─── Task input
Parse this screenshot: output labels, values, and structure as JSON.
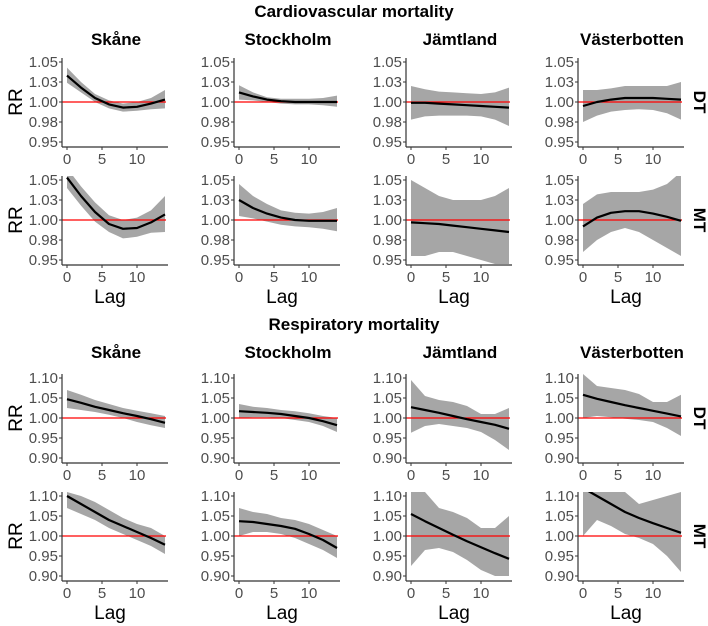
{
  "chart_data": {
    "type": "line",
    "titles": [
      "Cardiovascular mortality",
      "Respiratory mortality"
    ],
    "columns": [
      "Skåne",
      "Stockholm",
      "Jämtland",
      "Västerbotten"
    ],
    "row_strips": [
      "DT",
      "MT"
    ],
    "xlabel": "Lag",
    "ylabel": "RR",
    "x": [
      0,
      2,
      4,
      6,
      8,
      10,
      12,
      14
    ],
    "xticks": [
      0,
      5,
      10
    ],
    "xlim": [
      0,
      14
    ],
    "reference_line": 1.0,
    "colors": {
      "estimate": "#000000",
      "band": "#a6a6a6",
      "reference": "#ff0000"
    },
    "groups": [
      {
        "title_index": 0,
        "ylim": [
          0.95,
          1.05
        ],
        "yticks": [
          0.95,
          0.975,
          1.0,
          1.025,
          1.05
        ],
        "ytick_labels": [
          "0.95",
          "0.98",
          "1.00",
          "1.03",
          "1.05"
        ],
        "rows": [
          {
            "strip": "DT",
            "panels": [
              {
                "est": [
                  1.033,
                  1.018,
                  1.005,
                  0.997,
                  0.993,
                  0.994,
                  0.998,
                  1.003
                ],
                "lower": [
                  1.024,
                  1.012,
                  1.0,
                  0.992,
                  0.988,
                  0.989,
                  0.991,
                  0.992
                ],
                "upper": [
                  1.043,
                  1.025,
                  1.01,
                  1.002,
                  0.998,
                  1.0,
                  1.005,
                  1.015
                ]
              },
              {
                "est": [
                  1.012,
                  1.007,
                  1.003,
                  1.001,
                  1.0,
                  1.0,
                  1.0,
                  1.0
                ],
                "lower": [
                  1.003,
                  1.002,
                  1.0,
                  0.998,
                  0.997,
                  0.997,
                  0.996,
                  0.994
                ],
                "upper": [
                  1.021,
                  1.012,
                  1.006,
                  1.004,
                  1.004,
                  1.004,
                  1.005,
                  1.008
                ]
              },
              {
                "est": [
                  0.999,
                  0.999,
                  0.998,
                  0.997,
                  0.996,
                  0.995,
                  0.994,
                  0.993
                ],
                "lower": [
                  0.978,
                  0.982,
                  0.983,
                  0.983,
                  0.983,
                  0.982,
                  0.978,
                  0.97
                ],
                "upper": [
                  1.02,
                  1.016,
                  1.013,
                  1.012,
                  1.011,
                  1.01,
                  1.012,
                  1.018
                ]
              },
              {
                "est": [
                  0.995,
                  1.0,
                  1.003,
                  1.005,
                  1.005,
                  1.005,
                  1.004,
                  1.003
                ],
                "lower": [
                  0.975,
                  0.983,
                  0.988,
                  0.99,
                  0.991,
                  0.99,
                  0.986,
                  0.978
                ],
                "upper": [
                  1.015,
                  1.015,
                  1.017,
                  1.02,
                  1.02,
                  1.02,
                  1.02,
                  1.025
                ]
              }
            ]
          },
          {
            "strip": "MT",
            "panels": [
              {
                "est": [
                  1.053,
                  1.03,
                  1.01,
                  0.995,
                  0.989,
                  0.99,
                  0.997,
                  1.007
                ],
                "lower": [
                  1.04,
                  1.018,
                  0.998,
                  0.985,
                  0.977,
                  0.979,
                  0.984,
                  0.985
                ],
                "upper": [
                  1.065,
                  1.042,
                  1.022,
                  1.006,
                  1.0,
                  1.003,
                  1.012,
                  1.03
                ]
              },
              {
                "est": [
                  1.025,
                  1.015,
                  1.008,
                  1.003,
                  1.0,
                  0.999,
                  0.999,
                  0.999
                ],
                "lower": [
                  1.005,
                  1.002,
                  0.998,
                  0.994,
                  0.992,
                  0.991,
                  0.989,
                  0.986
                ],
                "upper": [
                  1.045,
                  1.03,
                  1.02,
                  1.012,
                  1.009,
                  1.008,
                  1.01,
                  1.015
                ]
              },
              {
                "est": [
                  0.997,
                  0.996,
                  0.995,
                  0.993,
                  0.991,
                  0.989,
                  0.987,
                  0.985
                ],
                "lower": [
                  0.955,
                  0.955,
                  0.96,
                  0.96,
                  0.955,
                  0.95,
                  0.945,
                  0.94
                ],
                "upper": [
                  1.05,
                  1.04,
                  1.03,
                  1.025,
                  1.025,
                  1.025,
                  1.03,
                  1.04
                ]
              },
              {
                "est": [
                  0.992,
                  1.003,
                  1.009,
                  1.011,
                  1.011,
                  1.008,
                  1.004,
                  0.999
                ],
                "lower": [
                  0.96,
                  0.975,
                  0.985,
                  0.99,
                  0.985,
                  0.975,
                  0.965,
                  0.955
                ],
                "upper": [
                  1.02,
                  1.032,
                  1.035,
                  1.035,
                  1.035,
                  1.038,
                  1.045,
                  1.06
                ]
              }
            ]
          }
        ]
      },
      {
        "title_index": 1,
        "ylim": [
          0.9,
          1.1
        ],
        "yticks": [
          0.9,
          0.95,
          1.0,
          1.05,
          1.1
        ],
        "ytick_labels": [
          "0.90",
          "0.95",
          "1.00",
          "1.05",
          "1.10"
        ],
        "rows": [
          {
            "strip": "DT",
            "panels": [
              {
                "est": [
                  1.047,
                  1.038,
                  1.028,
                  1.02,
                  1.012,
                  1.005,
                  0.997,
                  0.988
                ],
                "lower": [
                  1.025,
                  1.02,
                  1.015,
                  1.008,
                  1.0,
                  0.99,
                  0.982,
                  0.975
                ],
                "upper": [
                  1.07,
                  1.058,
                  1.045,
                  1.035,
                  1.025,
                  1.018,
                  1.012,
                  1.005
                ]
              },
              {
                "est": [
                  1.017,
                  1.015,
                  1.013,
                  1.01,
                  1.005,
                  1.0,
                  0.992,
                  0.982
                ],
                "lower": [
                  1.0,
                  1.002,
                  1.002,
                  1.0,
                  0.995,
                  0.99,
                  0.98,
                  0.965
                ],
                "upper": [
                  1.035,
                  1.028,
                  1.025,
                  1.02,
                  1.017,
                  1.012,
                  1.005,
                  1.0
                ]
              },
              {
                "est": [
                  1.027,
                  1.02,
                  1.013,
                  1.005,
                  0.997,
                  0.99,
                  0.983,
                  0.973
                ],
                "lower": [
                  0.963,
                  0.98,
                  0.985,
                  0.98,
                  0.975,
                  0.965,
                  0.945,
                  0.92
                ],
                "upper": [
                  1.095,
                  1.055,
                  1.045,
                  1.04,
                  1.03,
                  1.01,
                  1.01,
                  1.025
                ]
              },
              {
                "est": [
                  1.058,
                  1.048,
                  1.04,
                  1.032,
                  1.025,
                  1.018,
                  1.011,
                  1.004
                ],
                "lower": [
                  1.0,
                  1.005,
                  1.002,
                  0.998,
                  0.995,
                  0.99,
                  0.975,
                  0.955
                ],
                "upper": [
                  1.11,
                  1.08,
                  1.075,
                  1.07,
                  1.06,
                  1.04,
                  1.04,
                  1.058
                ]
              }
            ]
          },
          {
            "strip": "MT",
            "panels": [
              {
                "est": [
                  1.1,
                  1.08,
                  1.06,
                  1.04,
                  1.025,
                  1.01,
                  0.995,
                  0.978
                ],
                "lower": [
                  1.07,
                  1.055,
                  1.04,
                  1.02,
                  1.005,
                  0.99,
                  0.975,
                  0.955
                ],
                "upper": [
                  1.11,
                  1.1,
                  1.085,
                  1.065,
                  1.045,
                  1.03,
                  1.02,
                  1.0
                ]
              },
              {
                "est": [
                  1.037,
                  1.035,
                  1.03,
                  1.025,
                  1.018,
                  1.005,
                  0.99,
                  0.97
                ],
                "lower": [
                  1.0,
                  1.01,
                  1.01,
                  1.005,
                  0.995,
                  0.98,
                  0.965,
                  0.945
                ],
                "upper": [
                  1.07,
                  1.06,
                  1.055,
                  1.045,
                  1.04,
                  1.03,
                  1.015,
                  1.0
                ]
              },
              {
                "est": [
                  1.055,
                  1.037,
                  1.02,
                  1.003,
                  0.987,
                  0.972,
                  0.957,
                  0.943
                ],
                "lower": [
                  0.925,
                  0.965,
                  0.97,
                  0.96,
                  0.94,
                  0.915,
                  0.9,
                  0.9
                ],
                "upper": [
                  1.11,
                  1.11,
                  1.07,
                  1.06,
                  1.045,
                  1.02,
                  1.02,
                  1.05
                ]
              },
              {
                "est": [
                  1.12,
                  1.1,
                  1.08,
                  1.06,
                  1.045,
                  1.032,
                  1.02,
                  1.008
                ],
                "lower": [
                  1.0,
                  1.04,
                  1.025,
                  1.005,
                  0.995,
                  0.98,
                  0.95,
                  0.91
                ],
                "upper": [
                  1.11,
                  1.11,
                  1.11,
                  1.11,
                  1.08,
                  1.09,
                  1.1,
                  1.11
                ]
              }
            ]
          }
        ]
      }
    ]
  }
}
──────
= To do =
Gather every line containing the word "mortality" and copy it.

= Task solution =
      "Cardiovascular mortality",
      "Respiratory mortality"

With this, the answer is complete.